**GOAL**
Return all of the entries word for word, but omit the pictures they contain.

**INPUT DATA**
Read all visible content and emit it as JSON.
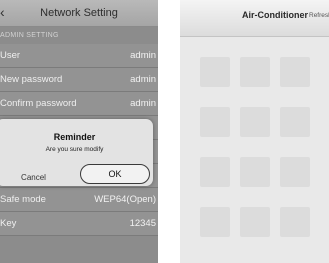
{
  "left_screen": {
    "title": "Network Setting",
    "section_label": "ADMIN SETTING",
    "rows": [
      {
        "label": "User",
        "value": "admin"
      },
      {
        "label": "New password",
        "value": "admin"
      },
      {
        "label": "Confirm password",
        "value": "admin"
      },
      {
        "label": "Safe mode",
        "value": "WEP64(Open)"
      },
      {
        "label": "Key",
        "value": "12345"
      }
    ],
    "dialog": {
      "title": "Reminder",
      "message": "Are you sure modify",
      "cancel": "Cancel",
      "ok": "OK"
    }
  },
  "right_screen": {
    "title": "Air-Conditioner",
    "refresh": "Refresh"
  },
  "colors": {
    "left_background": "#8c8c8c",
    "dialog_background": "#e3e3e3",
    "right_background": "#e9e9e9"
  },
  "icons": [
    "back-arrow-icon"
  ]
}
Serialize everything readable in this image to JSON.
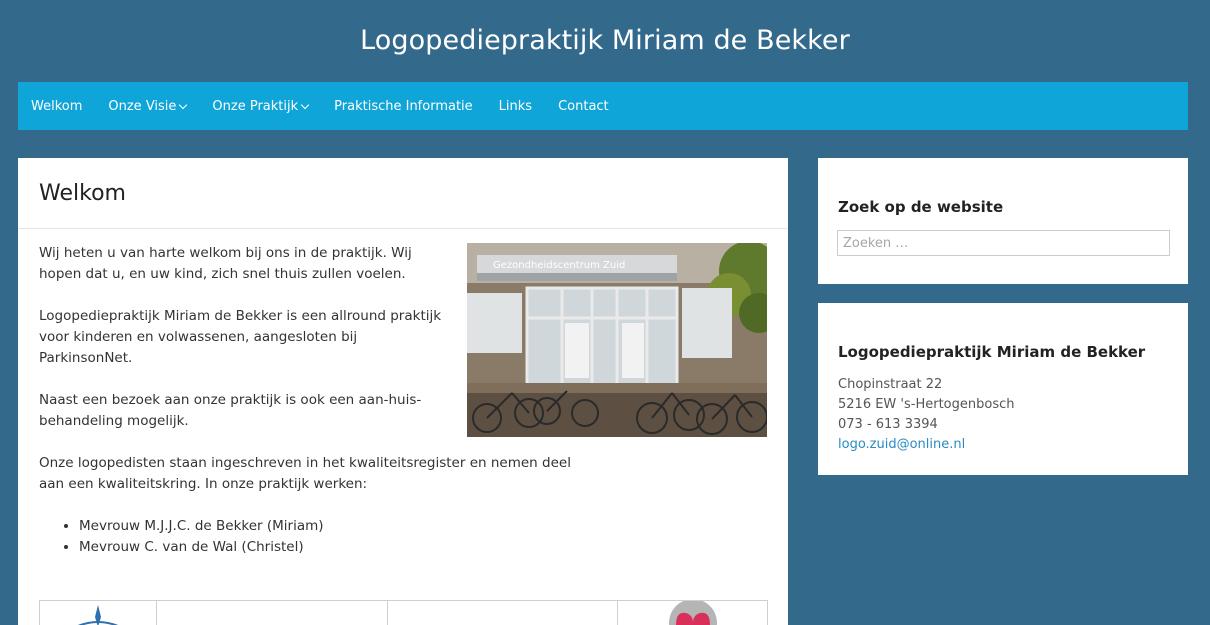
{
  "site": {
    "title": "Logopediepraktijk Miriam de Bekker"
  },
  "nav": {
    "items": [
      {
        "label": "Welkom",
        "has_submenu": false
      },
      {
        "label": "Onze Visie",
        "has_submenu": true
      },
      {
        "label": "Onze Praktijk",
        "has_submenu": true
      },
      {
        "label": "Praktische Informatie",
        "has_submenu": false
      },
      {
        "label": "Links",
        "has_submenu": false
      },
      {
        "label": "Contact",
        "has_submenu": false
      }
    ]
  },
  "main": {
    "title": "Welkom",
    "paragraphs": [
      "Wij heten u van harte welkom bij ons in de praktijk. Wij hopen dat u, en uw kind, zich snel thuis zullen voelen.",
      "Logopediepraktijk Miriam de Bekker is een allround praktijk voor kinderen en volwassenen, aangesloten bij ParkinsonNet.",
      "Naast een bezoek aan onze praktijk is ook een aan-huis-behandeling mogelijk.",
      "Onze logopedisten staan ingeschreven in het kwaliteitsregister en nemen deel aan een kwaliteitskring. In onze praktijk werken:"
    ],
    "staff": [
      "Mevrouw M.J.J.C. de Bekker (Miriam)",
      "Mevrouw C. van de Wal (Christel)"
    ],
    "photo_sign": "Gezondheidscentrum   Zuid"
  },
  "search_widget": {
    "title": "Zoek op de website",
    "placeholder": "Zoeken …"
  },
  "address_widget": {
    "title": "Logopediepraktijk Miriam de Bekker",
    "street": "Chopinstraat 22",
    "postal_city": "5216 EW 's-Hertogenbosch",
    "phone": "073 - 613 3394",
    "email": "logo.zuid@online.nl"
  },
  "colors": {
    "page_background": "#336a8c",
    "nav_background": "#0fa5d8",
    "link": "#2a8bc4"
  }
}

**FINAL RESULT**
Read all visible content and emit it as JSON.
{
  "left_screen": {
    "title": "Network Setting",
    "section_label": "ADMIN SETTING",
    "rows": [
      {
        "label": "User",
        "value": "admin"
      },
      {
        "label": "New password",
        "value": "admin"
      },
      {
        "label": "Confirm password",
        "value": "admin"
      },
      {
        "label": "Safe mode",
        "value": "WEP64(Open)"
      },
      {
        "label": "Key",
        "value": "12345"
      }
    ],
    "dialog": {
      "title": "Reminder",
      "message": "Are you sure modify",
      "cancel": "Cancel",
      "ok": "OK"
    }
  },
  "right_screen": {
    "title": "Air-Conditioner",
    "refresh": "Refresh"
  },
  "colors": {
    "left_background": "#8c8c8c",
    "dialog_background": "#e3e3e3",
    "right_background": "#e9e9e9"
  },
  "icons": [
    "back-arrow-icon"
  ]
}
Serialize everything readable in this image to JSON.
{
  "site": {
    "title": "Logopediepraktijk Miriam de Bekker"
  },
  "nav": {
    "items": [
      {
        "label": "Welkom",
        "has_submenu": false
      },
      {
        "label": "Onze Visie",
        "has_submenu": true
      },
      {
        "label": "Onze Praktijk",
        "has_submenu": true
      },
      {
        "label": "Praktische Informatie",
        "has_submenu": false
      },
      {
        "label": "Links",
        "has_submenu": false
      },
      {
        "label": "Contact",
        "has_submenu": false
      }
    ]
  },
  "main": {
    "title": "Welkom",
    "paragraphs": [
      "Wij heten u van harte welkom bij ons in de praktijk. Wij hopen dat u, en uw kind, zich snel thuis zullen voelen.",
      "Logopediepraktijk Miriam de Bekker is een allround praktijk voor kinderen en volwassenen, aangesloten bij ParkinsonNet.",
      "Naast een bezoek aan onze praktijk is ook een aan-huis-behandeling mogelijk.",
      "Onze logopedisten staan ingeschreven in het kwaliteitsregister en nemen deel aan een kwaliteitskring. In onze praktijk werken:"
    ],
    "staff": [
      "Mevrouw M.J.J.C. de Bekker (Miriam)",
      "Mevrouw C. van de Wal (Christel)"
    ],
    "photo_sign": "Gezondheidscentrum   Zuid"
  },
  "search_widget": {
    "title": "Zoek op de website",
    "placeholder": "Zoeken …"
  },
  "address_widget": {
    "title": "Logopediepraktijk Miriam de Bekker",
    "street": "Chopinstraat 22",
    "postal_city": "5216 EW 's-Hertogenbosch",
    "phone": "073 - 613 3394",
    "email": "logo.zuid@online.nl"
  },
  "colors": {
    "page_background": "#336a8c",
    "nav_background": "#0fa5d8",
    "link": "#2a8bc4"
  }
}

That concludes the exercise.